# START OF Data records

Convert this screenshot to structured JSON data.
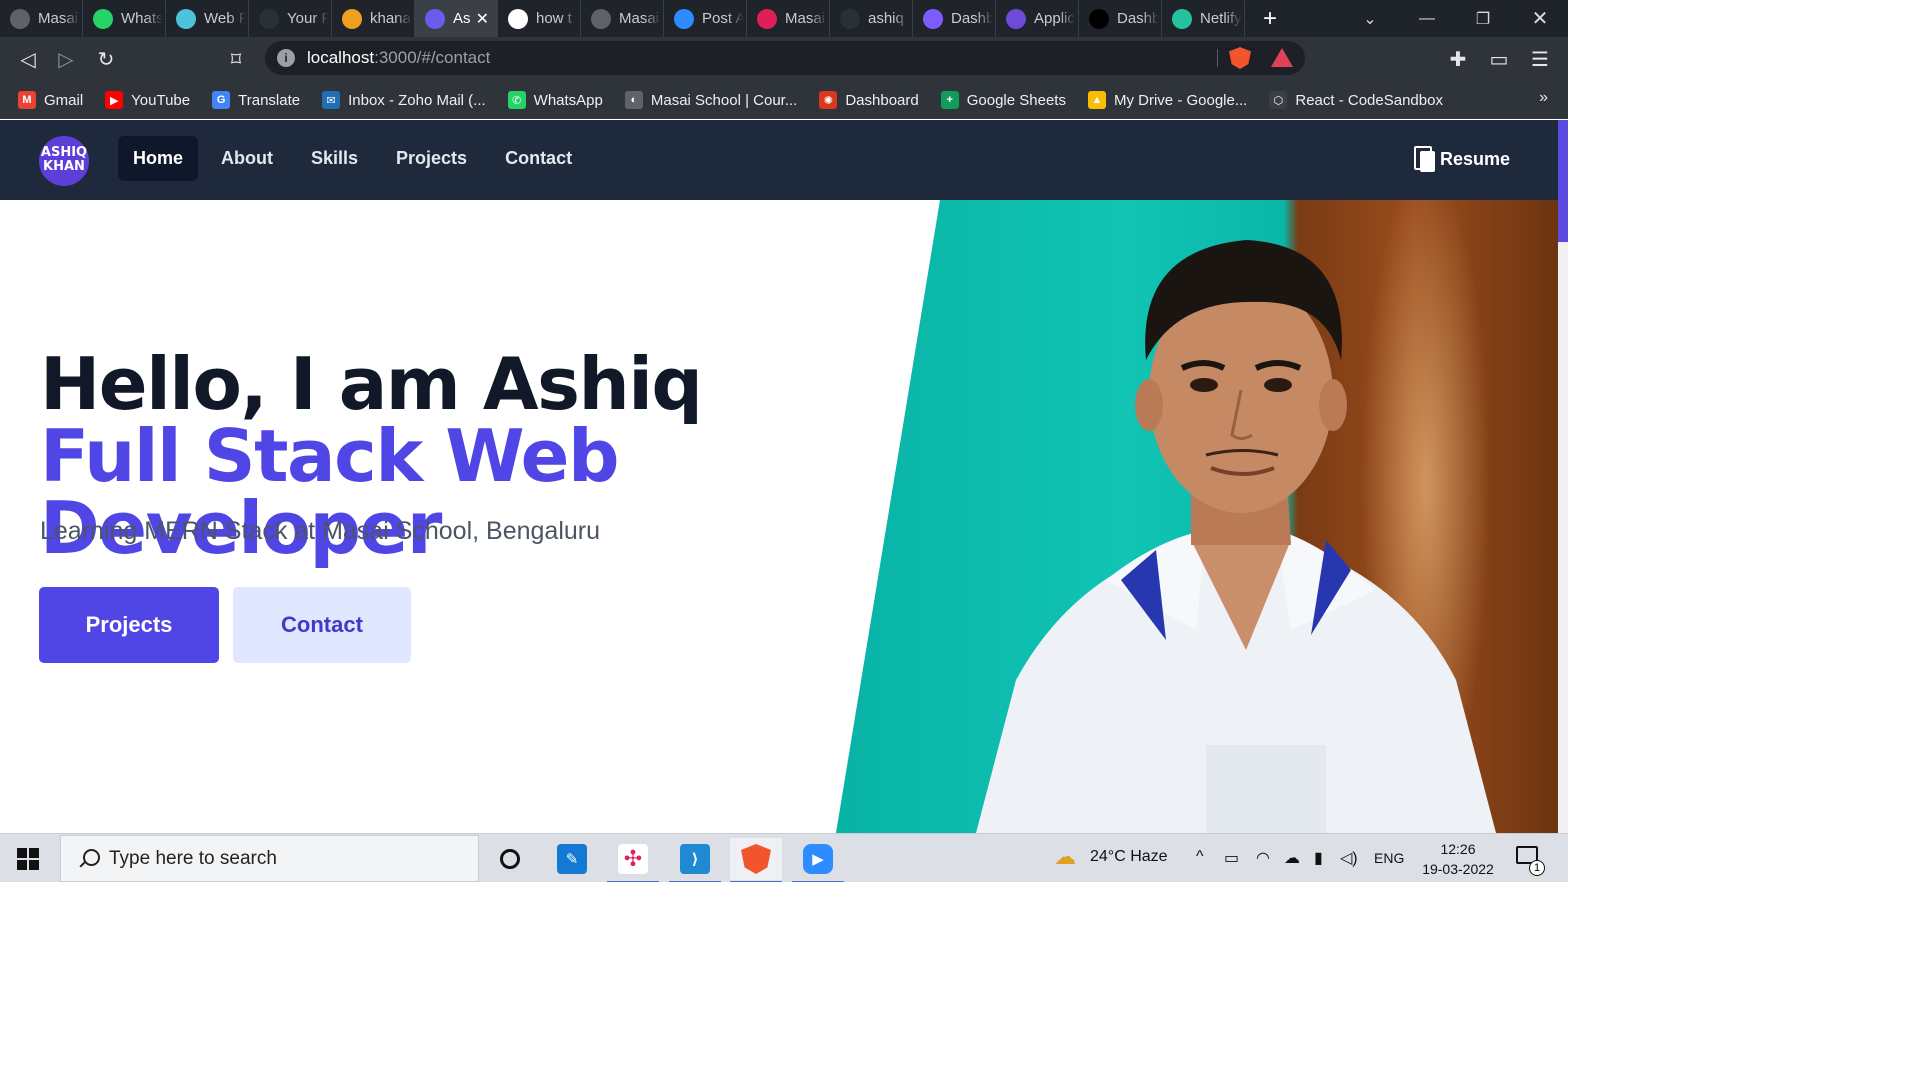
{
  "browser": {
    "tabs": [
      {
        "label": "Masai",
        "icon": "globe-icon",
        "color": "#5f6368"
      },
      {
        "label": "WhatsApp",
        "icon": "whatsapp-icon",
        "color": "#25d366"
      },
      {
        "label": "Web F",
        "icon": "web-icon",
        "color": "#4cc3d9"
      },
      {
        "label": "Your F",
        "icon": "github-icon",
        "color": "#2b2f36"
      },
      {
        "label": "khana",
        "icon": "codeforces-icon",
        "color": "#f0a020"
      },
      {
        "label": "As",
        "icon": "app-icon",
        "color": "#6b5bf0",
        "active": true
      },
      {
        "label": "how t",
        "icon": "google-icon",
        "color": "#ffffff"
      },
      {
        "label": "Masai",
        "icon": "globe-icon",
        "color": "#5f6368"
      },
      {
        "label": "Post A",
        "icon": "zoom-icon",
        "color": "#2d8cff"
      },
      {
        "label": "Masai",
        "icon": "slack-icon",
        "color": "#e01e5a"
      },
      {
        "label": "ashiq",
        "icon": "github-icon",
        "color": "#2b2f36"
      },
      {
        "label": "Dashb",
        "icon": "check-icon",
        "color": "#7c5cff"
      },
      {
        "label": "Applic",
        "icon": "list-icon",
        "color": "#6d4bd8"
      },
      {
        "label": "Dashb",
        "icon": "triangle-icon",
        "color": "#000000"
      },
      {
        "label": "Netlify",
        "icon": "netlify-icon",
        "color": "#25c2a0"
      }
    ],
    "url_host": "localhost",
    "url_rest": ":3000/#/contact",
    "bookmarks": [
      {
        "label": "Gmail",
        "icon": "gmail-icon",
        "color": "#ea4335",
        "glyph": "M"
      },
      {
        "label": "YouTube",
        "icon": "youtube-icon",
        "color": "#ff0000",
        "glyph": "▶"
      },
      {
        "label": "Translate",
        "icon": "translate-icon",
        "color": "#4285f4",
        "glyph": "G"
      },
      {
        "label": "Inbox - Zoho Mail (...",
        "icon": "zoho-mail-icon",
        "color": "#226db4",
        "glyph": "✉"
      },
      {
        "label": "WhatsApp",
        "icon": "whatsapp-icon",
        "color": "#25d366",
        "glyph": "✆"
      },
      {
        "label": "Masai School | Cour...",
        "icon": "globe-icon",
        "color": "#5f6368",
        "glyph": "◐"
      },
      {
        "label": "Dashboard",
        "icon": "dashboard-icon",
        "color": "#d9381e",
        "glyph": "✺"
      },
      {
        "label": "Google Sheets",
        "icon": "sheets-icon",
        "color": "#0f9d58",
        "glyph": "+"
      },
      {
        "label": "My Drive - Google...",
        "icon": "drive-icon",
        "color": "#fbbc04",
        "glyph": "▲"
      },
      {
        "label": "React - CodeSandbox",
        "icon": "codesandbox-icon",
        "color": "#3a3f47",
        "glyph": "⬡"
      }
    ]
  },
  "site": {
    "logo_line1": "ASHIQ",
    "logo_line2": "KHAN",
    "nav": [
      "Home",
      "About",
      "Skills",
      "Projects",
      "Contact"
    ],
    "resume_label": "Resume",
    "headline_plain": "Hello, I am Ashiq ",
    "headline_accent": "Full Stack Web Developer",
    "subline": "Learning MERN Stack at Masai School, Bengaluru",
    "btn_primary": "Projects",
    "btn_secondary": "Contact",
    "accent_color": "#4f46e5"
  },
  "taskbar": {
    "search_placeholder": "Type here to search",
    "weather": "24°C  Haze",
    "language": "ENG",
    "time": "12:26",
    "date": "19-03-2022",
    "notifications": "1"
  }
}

# END OF Data records

**Set problem:**
Scan the data for the word "glyph" and copy every line where it shows up.

**Solution for this task:**
        "glyph": "M"
        "glyph": "▶"
        "glyph": "G"
        "glyph": "✉"
        "glyph": "✆"
        "glyph": "◐"
        "glyph": "✺"
        "glyph": "+"
        "glyph": "▲"
        "glyph": "⬡"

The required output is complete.